▶ Aufgaben:
[1] Prüfen Sie, ob die Aussagen (a), (b) und (c) mit dem Text über den Fall Iwanow übereinstimmen. Antworten Sie jeweils mit Ja oder Nein und zitieren Sie die entscheidenden Worte des Textes wörtlich.
(a) Iwanow kam 2010 ins Verteidigungsministerium.
(b) Die Zeitschrift Forbes warf Iwanow und seiner Familie einen verschwenderischen Lebensstil vor.
(c) Nach Putins offizieller Amtseinführung wird ein Regierungsumbau erwartet.
[2] Schreiben Sie die Fortsetzung des Textes über den Fall Iwanow, beginnend nach seinem letzten Satz.

▶ Dokumenttext:
- - -
Iwanow ist seit acht Jahren im Amt. Er arbeitete in Brennstoff- und Energieunternehmen sowie in der Moskauer Regionalregierung, bevor er 2010 ins Verteidigungsministerium kam. Die Zeitschrift Forbes führte den Experten für Kybernetik und die Atomindustrie als einen der reichsten Personen in den russischen Sicherheitsstrukturen. 2022 prangerte die Antikorruptionsstiftung des in Haft verstorbenen russischen Oppositionsführers Alexej Nawalny an, dass Iwanow und seine Familie einen verschwenderischen Lebensstil mit Ausgaben für Immobilien, luxuriöse Reisen und Designerkleidung führen würden.

Was bedeutet die „Entfernung“ des Schoigu-Vertrauten?

Dass sich russische Behördenvertreter bereichern, ist an sich keine Seltenheit. Der Fall Iwanow wirft die Frage auf, warum ausgerechnet er gemaßregelt wird und warum es ausgerechnet jetzt zu einer Verhaftung kommt. Iwanow gilt als Vertrauter von Minister Sergej Schoigu. Das russische Internetmedium Medusa stellte Iwanows „Entfernung“ in Zusammenhang mit einem möglichen Abtritt des Verteidigungsministers. Nach der offiziellen Amtseinführung von Wladimir Putin am 7. Mai wird ein Regierungsumbau erwartet. Die Verhaftung kann als Signal an die Öffentlichkeit verstanden werden, dass mit „Problemfällen“ in der Beamtenschaft aufgeräumt wird. Gerade das Verteidigungsministerium steht aufgrund des Ukraine-Kriegs immer wieder als Hort von falschem Management und Bürokratentum in der Kritik. Auch eine Fehde zwischen den miteinander konkurrierenden Armen des russischen Sicherheitsapparats kann nicht gänzlich ausgeschlossen werden.
- - -
▶ Ausgangsmaterial:

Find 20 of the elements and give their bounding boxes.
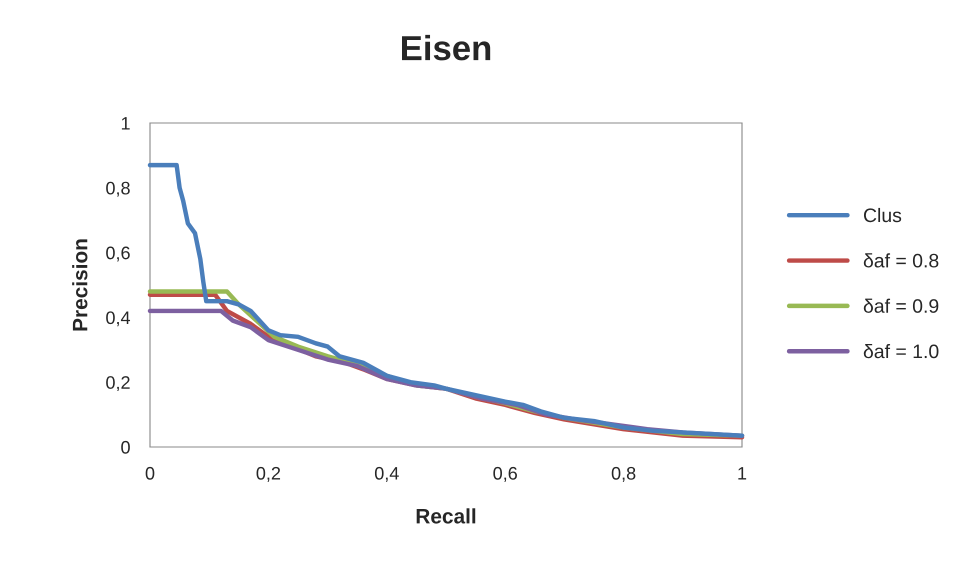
- - -
▶ Lösungen:
[1]
(a) Ja: „bevor er 2010 ins Verteidigungsministerium kam“
(b) Nein: „2022 prangerte die Antikorruptionsstiftung des in Haft verstorbenen russischen Oppositionsführers Alexej Nawalny an, dass Iwanow und seine Familie einen verschwenderischen Lebensstil mit Ausgaben für Immobilien, luxuriöse Reisen und Designerkleidung führen würden“
(c) Ja: „Nach der offiziellen Amtseinführung von Wladimir Putin am 7. Mai wird ein Regierungsumbau erwartet.“

[2]
Auch die ukrainische Regierung wird von einem Korruptionsfall erschüttert. Landwirtschaftsminister Mykola Solskij wird Berichten zufolge der Korruption verdächtigt. Laut dem nationalen Antikorruptionsbüro habe sich ein Minister staatliche Grundstücke im Millionenwert angeeignet. Zusammen mit anderen Beteiligten habe der Ex-Vorsitzende des Agrarausschusses 1250 Grundstücke mit einer Fläche von knapp 2500 Hektar in seinen Besitz gebracht, teilte das Büro am Dienstag mit. Mehrere Medien meldeten, dass es sich dabei um Solskij handle.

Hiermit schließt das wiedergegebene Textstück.